**Data listing**
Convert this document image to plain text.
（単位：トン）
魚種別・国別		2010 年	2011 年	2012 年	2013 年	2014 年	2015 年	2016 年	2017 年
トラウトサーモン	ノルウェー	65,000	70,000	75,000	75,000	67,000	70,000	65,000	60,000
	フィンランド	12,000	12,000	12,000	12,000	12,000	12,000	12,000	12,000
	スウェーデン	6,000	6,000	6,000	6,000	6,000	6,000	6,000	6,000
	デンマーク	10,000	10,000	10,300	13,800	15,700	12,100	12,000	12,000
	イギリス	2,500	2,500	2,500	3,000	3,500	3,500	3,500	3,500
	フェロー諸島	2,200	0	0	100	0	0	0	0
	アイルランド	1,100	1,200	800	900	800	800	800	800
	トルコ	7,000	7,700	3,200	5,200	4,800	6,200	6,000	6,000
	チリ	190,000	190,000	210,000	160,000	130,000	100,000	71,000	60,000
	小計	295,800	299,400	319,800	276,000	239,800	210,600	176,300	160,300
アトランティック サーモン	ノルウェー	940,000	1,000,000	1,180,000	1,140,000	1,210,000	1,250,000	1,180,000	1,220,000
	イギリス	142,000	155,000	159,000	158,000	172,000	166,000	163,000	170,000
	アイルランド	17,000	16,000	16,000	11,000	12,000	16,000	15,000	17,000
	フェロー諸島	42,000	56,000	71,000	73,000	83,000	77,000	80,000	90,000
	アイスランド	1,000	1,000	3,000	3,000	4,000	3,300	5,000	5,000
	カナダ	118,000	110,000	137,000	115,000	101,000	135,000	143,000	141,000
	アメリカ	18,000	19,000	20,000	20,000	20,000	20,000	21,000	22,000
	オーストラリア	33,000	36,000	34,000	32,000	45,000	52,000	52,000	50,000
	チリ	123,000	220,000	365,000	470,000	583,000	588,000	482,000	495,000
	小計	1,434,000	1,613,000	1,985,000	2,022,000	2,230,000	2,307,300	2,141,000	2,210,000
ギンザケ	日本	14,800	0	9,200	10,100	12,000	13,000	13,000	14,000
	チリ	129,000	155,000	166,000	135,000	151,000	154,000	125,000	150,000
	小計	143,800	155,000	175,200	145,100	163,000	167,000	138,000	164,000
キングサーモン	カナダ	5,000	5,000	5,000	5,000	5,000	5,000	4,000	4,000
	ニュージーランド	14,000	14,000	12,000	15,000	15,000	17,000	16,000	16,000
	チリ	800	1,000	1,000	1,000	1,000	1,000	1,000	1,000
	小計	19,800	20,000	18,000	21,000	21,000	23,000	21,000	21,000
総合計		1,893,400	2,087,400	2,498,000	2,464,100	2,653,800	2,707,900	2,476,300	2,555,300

**Requirement**
Scan the entries above and work out how many lines include the word "ノルウェー"; the reply is that number alone.

**Finished task**
2